- _Dataset entries_:
== == ==

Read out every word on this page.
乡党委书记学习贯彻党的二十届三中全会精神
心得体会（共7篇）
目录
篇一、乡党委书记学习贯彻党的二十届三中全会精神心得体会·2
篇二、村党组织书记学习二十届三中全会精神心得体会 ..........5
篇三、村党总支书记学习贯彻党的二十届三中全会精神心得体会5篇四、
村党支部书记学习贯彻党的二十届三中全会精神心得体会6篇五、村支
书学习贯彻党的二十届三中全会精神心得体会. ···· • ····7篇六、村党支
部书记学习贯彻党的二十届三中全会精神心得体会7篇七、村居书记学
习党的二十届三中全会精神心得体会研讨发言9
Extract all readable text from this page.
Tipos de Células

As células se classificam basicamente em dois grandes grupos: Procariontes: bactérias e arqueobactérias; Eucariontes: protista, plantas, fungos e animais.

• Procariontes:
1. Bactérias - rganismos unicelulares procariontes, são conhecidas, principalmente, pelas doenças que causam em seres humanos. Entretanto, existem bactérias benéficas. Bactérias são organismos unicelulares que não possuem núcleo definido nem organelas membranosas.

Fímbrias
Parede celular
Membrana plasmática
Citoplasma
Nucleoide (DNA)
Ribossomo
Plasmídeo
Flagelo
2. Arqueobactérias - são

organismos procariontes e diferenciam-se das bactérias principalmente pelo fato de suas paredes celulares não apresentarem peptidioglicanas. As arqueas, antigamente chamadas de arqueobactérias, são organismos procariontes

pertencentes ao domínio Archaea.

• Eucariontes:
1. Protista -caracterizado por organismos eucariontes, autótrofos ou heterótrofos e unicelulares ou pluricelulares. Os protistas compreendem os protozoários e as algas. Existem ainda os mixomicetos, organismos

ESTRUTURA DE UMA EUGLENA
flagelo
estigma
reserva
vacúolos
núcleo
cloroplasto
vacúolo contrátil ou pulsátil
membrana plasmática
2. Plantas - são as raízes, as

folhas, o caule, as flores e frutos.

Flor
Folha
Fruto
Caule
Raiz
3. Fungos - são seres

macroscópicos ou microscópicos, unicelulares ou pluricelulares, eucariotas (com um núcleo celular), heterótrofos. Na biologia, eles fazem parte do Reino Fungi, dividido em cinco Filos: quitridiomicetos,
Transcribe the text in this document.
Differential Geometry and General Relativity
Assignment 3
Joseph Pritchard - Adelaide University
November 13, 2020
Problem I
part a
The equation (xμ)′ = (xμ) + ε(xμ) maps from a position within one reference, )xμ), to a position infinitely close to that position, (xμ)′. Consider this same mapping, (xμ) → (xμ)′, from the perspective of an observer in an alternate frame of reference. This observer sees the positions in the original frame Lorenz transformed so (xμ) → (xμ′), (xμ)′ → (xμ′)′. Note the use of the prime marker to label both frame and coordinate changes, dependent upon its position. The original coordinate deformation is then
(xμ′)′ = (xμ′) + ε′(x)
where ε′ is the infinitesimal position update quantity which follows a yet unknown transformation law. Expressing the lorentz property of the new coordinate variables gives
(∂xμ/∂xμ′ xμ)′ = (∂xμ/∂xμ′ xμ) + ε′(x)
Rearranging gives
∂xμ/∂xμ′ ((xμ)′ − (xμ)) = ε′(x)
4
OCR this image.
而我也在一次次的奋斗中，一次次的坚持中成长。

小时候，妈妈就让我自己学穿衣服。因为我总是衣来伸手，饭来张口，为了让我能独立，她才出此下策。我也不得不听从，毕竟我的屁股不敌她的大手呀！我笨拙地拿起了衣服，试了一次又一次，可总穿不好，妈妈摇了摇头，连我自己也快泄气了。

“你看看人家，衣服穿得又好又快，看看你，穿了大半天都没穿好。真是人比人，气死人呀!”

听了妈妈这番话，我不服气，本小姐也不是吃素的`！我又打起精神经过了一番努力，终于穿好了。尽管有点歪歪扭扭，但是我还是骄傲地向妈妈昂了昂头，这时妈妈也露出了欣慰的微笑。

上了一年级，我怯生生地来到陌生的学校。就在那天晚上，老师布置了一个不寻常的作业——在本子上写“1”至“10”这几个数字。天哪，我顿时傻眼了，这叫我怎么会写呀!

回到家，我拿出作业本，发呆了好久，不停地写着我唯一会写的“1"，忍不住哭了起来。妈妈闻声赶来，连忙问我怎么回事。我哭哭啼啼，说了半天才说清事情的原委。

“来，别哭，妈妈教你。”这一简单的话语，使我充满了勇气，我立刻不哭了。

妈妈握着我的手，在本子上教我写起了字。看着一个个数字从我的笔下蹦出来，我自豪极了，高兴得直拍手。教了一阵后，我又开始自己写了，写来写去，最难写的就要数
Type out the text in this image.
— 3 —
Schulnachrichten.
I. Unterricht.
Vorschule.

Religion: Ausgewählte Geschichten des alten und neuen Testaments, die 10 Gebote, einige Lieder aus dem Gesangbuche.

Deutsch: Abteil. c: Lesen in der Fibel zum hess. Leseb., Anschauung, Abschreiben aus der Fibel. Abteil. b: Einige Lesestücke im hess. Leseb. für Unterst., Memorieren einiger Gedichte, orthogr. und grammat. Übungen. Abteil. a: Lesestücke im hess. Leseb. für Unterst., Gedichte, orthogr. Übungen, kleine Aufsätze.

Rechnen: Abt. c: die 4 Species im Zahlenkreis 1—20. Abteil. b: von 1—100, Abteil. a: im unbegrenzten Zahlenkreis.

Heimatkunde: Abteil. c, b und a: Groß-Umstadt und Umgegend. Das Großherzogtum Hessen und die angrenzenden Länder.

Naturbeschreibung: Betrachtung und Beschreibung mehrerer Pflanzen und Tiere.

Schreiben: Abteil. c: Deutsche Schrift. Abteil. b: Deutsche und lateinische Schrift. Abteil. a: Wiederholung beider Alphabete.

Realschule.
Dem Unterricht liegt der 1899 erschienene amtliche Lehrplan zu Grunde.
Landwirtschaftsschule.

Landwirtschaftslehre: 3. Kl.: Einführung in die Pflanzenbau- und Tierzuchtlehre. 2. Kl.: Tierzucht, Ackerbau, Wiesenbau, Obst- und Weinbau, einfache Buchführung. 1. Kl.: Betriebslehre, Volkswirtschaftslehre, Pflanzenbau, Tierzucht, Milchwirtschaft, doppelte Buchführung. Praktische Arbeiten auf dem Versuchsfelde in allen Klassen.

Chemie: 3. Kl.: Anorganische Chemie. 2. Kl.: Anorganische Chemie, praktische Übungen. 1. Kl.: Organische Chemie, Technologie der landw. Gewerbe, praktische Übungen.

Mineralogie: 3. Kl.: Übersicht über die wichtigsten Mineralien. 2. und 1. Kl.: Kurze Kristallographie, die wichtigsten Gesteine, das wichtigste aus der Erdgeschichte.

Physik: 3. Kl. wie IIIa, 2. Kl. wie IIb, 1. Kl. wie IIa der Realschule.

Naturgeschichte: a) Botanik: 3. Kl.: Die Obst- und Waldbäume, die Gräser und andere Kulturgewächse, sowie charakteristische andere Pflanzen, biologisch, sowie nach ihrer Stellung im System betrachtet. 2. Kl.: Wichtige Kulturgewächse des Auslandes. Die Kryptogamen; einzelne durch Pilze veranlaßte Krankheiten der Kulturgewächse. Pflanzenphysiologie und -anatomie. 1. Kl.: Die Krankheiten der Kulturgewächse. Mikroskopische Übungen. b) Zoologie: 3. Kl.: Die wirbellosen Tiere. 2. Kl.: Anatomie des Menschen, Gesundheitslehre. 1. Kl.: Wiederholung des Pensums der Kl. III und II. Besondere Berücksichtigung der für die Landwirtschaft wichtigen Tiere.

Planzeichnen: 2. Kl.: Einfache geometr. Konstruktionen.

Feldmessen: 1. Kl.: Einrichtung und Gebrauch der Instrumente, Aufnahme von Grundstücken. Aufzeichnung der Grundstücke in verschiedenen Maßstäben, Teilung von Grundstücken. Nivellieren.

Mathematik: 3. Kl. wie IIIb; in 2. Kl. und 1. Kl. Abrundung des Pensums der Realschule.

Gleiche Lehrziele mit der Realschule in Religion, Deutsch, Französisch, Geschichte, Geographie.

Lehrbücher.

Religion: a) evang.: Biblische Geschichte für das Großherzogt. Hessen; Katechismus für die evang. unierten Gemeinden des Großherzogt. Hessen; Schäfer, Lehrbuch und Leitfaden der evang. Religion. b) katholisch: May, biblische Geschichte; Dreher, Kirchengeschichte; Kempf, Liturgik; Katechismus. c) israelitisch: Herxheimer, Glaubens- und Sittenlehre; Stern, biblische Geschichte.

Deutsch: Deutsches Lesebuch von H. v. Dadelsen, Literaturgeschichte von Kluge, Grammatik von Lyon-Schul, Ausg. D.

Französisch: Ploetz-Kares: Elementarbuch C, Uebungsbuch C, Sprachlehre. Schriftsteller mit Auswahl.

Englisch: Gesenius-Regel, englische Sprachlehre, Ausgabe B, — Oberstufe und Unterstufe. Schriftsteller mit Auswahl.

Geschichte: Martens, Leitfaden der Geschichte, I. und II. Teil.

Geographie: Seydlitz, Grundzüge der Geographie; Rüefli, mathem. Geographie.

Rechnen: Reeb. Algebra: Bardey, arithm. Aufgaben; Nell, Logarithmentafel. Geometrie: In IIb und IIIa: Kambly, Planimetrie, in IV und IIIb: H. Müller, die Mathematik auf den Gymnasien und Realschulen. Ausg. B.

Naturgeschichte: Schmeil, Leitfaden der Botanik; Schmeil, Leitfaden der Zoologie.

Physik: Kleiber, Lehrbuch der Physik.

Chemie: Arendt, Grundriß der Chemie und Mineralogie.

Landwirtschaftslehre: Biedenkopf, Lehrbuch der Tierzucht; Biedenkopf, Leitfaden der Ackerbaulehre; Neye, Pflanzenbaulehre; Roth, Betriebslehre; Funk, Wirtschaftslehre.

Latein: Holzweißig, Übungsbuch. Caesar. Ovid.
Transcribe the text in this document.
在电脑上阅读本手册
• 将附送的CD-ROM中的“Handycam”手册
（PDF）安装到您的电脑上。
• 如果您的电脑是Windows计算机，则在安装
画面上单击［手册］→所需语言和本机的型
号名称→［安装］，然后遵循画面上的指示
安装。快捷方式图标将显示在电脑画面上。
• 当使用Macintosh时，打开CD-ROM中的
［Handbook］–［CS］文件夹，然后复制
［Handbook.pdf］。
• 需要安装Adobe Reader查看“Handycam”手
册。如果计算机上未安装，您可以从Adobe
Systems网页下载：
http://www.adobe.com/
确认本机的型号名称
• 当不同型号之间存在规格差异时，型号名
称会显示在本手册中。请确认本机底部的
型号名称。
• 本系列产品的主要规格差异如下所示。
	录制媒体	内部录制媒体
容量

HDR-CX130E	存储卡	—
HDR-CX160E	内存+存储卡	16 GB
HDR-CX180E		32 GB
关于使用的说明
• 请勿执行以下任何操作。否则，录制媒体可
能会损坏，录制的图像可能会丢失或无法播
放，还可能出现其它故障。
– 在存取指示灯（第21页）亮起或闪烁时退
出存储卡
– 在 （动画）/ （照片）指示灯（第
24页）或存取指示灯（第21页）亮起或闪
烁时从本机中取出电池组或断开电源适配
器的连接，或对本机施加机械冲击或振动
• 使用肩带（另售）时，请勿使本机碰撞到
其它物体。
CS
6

== == ==

- _Prompt_:
Give the number of lines in the records that contain the string "heterótrofos", and nothing besides.

- _The output_:
2